● Verilen görev 1
Alıntıdaki "En azından bu uyarıları Başkan Hasan Kemal Yardımcı’dan ve Hikmet Hocadan duymuştuk." cümlesini İngilizceye çevirir misin?

● Alıntı
Geçen hafta Altınordu karşısında alınan 4-3’lük galibiyet için “Hayırlı bir galibiyet” oldu diyerek gereken derslerin çıkartılacağı ifade edilmişti ama Ankaragücü maçından sonra gördük ki, toplu halde o ders asılmış ya da uykuya dalınmış.
Altınordu maçında yenilen üç golü, ilk 3 maçta elde edilen galibiyetin rehaveti olarak yorumladık. Rakibi hafife almanın az kalsın cezasını çekecekken, 3 puanla sahadan ayrılmış ve bu ligde işi ciddi tutmamız gerektiğinin farkına bir kez daha varmıştık. En azından bu uyarıları Başkan Hasan Kemal Yardımcı’dan ve Hikmet Hocadan duymuştuk. Ama duymayan ya da umursamayanlar okkalı bir tokat yemeyi tercih ettiler.
Geçen hafta "Dersimiz Altınordu" yazımda da yazdım, elbette mağlubiyetler olacak. Canla başla savaşırsın ama fark yemeden mağlup olursun, kimse sesini çıkartmaz alkışlamaktan başka. Geçen haftaki gibi oynayıp yine de galip gelirsin, aldığın 3 puana sevinsen de sonuç tatmin etmekten çok insanı endişelendirir. İşte bu endişemizin haklılığını da, bir hafta aradan sonra Ankaragücü karşısında aldığımız 4-1’lik mağlubiyetle görmüş olduk.

● Verilen görev 2
Veri bölümündeki satırları en baştan başlayıp "- upload-link[interactable]: 点击上传: [638, 412, 690, 427]" ifadesini içeren satıra kadar, iki uç da dahil olmak üzere, hiç değiştirmeden yineler misin?

● Veri bölümü
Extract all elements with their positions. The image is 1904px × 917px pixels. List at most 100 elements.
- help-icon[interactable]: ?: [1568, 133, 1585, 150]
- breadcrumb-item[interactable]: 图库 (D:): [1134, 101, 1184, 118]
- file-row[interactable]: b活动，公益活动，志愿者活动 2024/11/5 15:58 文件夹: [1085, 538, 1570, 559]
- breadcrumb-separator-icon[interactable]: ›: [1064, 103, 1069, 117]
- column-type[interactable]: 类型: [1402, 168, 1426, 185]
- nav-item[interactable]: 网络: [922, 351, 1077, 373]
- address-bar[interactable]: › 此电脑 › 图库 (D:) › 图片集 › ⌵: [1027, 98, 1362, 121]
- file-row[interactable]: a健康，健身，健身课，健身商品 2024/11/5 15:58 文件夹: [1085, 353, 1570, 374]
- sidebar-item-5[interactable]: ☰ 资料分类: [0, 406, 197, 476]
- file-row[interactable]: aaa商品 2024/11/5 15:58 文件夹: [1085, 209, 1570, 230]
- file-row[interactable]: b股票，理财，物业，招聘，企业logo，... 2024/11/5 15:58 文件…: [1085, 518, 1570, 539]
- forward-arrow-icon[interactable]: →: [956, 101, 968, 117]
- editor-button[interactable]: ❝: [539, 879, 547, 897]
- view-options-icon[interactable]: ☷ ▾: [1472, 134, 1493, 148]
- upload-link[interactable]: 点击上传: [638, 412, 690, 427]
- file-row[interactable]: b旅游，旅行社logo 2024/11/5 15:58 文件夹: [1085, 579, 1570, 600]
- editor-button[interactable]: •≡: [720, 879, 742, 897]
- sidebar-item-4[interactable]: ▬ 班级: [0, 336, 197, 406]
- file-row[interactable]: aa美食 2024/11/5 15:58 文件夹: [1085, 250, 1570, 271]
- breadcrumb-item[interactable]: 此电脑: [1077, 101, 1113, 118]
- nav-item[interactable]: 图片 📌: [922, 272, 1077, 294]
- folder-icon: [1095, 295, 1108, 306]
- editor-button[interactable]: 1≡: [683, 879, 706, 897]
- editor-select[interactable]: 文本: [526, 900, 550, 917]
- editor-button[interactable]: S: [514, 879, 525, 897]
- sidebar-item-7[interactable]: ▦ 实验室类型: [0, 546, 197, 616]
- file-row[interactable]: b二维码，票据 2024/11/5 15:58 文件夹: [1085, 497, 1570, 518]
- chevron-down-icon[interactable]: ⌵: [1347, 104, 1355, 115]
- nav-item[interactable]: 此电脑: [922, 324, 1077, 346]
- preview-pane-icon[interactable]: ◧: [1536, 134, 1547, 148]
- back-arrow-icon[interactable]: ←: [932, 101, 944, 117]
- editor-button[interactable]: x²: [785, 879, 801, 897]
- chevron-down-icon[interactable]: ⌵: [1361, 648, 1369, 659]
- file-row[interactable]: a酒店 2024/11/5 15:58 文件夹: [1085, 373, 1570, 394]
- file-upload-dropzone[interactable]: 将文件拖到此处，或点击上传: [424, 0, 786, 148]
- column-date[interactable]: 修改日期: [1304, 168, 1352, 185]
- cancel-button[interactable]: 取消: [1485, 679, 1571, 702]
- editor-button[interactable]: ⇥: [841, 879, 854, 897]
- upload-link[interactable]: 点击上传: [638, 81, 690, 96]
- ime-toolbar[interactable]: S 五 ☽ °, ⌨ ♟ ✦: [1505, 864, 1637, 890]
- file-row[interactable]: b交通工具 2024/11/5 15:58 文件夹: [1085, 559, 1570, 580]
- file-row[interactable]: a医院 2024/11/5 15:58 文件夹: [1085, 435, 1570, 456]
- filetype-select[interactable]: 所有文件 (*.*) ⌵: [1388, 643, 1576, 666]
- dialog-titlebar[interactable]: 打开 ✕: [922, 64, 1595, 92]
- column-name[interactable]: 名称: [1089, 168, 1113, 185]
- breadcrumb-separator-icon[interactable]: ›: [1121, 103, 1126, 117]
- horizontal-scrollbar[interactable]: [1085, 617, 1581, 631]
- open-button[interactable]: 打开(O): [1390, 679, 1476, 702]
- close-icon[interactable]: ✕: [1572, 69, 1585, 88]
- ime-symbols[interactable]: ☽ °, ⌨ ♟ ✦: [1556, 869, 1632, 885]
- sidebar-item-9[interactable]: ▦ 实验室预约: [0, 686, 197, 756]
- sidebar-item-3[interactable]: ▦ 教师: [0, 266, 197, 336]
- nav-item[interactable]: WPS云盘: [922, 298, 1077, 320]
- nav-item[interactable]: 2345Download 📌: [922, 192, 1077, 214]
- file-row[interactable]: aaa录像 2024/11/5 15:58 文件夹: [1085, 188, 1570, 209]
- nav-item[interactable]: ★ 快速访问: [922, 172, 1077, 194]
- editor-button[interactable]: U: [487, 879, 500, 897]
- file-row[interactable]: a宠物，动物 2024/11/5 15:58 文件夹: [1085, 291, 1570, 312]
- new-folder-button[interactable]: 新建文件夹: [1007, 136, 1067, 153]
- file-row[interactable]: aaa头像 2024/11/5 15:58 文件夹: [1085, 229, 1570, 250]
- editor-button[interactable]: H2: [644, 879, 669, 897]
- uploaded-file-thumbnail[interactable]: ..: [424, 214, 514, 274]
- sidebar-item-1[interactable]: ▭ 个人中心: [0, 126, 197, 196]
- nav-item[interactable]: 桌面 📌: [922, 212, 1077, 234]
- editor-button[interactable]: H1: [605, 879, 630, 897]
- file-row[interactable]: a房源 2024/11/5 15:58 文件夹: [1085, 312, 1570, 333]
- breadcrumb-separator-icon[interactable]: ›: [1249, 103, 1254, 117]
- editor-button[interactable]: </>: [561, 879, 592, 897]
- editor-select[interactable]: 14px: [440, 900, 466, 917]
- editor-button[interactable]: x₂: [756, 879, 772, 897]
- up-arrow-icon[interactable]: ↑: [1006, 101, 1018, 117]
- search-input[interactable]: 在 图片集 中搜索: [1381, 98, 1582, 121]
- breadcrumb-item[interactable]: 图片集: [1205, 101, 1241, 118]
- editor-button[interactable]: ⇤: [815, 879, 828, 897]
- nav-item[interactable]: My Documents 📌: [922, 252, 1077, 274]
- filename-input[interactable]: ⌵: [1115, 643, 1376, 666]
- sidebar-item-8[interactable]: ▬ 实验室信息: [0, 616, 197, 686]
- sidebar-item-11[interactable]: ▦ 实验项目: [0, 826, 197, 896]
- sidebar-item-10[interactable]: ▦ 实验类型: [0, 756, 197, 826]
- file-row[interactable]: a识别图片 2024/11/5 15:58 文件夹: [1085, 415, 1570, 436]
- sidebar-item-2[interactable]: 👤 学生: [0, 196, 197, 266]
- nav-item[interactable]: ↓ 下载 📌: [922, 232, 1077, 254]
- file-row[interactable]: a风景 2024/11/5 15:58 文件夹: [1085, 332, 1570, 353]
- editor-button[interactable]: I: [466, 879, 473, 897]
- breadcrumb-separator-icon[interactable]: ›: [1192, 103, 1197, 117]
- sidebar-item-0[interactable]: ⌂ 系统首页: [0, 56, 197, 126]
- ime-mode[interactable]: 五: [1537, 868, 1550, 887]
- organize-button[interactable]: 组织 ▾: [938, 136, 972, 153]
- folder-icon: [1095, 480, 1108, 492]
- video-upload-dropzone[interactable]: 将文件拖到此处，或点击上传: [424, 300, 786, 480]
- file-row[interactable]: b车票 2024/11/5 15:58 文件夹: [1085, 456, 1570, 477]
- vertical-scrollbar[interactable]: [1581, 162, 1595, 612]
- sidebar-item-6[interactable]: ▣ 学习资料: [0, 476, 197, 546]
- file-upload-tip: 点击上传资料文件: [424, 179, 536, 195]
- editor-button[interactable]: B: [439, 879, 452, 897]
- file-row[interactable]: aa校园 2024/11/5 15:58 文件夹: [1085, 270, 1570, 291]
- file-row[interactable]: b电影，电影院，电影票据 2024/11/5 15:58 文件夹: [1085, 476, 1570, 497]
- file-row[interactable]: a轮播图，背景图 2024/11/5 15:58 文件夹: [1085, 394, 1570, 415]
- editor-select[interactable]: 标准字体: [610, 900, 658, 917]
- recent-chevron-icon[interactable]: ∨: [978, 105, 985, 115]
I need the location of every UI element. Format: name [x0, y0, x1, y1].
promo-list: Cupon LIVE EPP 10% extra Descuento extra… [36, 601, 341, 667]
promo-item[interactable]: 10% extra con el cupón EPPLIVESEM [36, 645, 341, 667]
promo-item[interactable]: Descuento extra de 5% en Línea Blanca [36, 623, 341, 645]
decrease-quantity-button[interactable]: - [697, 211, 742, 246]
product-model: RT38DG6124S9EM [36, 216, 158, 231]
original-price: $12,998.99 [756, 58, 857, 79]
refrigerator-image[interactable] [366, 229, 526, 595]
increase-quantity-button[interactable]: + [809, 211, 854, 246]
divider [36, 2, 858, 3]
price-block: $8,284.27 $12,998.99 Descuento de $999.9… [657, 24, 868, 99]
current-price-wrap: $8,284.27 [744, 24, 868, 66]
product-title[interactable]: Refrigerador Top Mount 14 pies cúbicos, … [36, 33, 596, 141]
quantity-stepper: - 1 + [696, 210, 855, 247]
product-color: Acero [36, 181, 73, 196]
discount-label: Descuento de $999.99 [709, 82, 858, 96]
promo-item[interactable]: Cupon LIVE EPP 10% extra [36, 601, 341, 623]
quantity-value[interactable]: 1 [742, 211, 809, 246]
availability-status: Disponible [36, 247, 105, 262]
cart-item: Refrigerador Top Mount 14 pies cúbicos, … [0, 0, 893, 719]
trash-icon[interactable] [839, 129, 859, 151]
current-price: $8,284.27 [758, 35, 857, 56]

● Beklenen çıktı 1
At least we had heard these warnings from President Hasan Kemal Yardımcı and Coach Hikmet.

● Beklenen çıktı 2
Extract all elements with their positions. The image is 1904px × 917px pixels. List at most 100 elements.
- help-icon[interactable]: ?: [1568, 133, 1585, 150]
- breadcrumb-item[interactable]: 图库 (D:): [1134, 101, 1184, 118]
- file-row[interactable]: b活动，公益活动，志愿者活动 2024/11/5 15:58 文件夹: [1085, 538, 1570, 559]
- breadcrumb-separator-icon[interactable]: ›: [1064, 103, 1069, 117]
- column-type[interactable]: 类型: [1402, 168, 1426, 185]
- nav-item[interactable]: 网络: [922, 351, 1077, 373]
- address-bar[interactable]: › 此电脑 › 图库 (D:) › 图片集 › ⌵: [1027, 98, 1362, 121]
- file-row[interactable]: a健康，健身，健身课，健身商品 2024/11/5 15:58 文件夹: [1085, 353, 1570, 374]
- sidebar-item-5[interactable]: ☰ 资料分类: [0, 406, 197, 476]
- file-row[interactable]: aaa商品 2024/11/5 15:58 文件夹: [1085, 209, 1570, 230]
- file-row[interactable]: b股票，理财，物业，招聘，企业logo，... 2024/11/5 15:58 文件…: [1085, 518, 1570, 539]
- forward-arrow-icon[interactable]: →: [956, 101, 968, 117]
- editor-button[interactable]: ❝: [539, 879, 547, 897]
- view-options-icon[interactable]: ☷ ▾: [1472, 134, 1493, 148]
- upload-link[interactable]: 点击上传: [638, 412, 690, 427]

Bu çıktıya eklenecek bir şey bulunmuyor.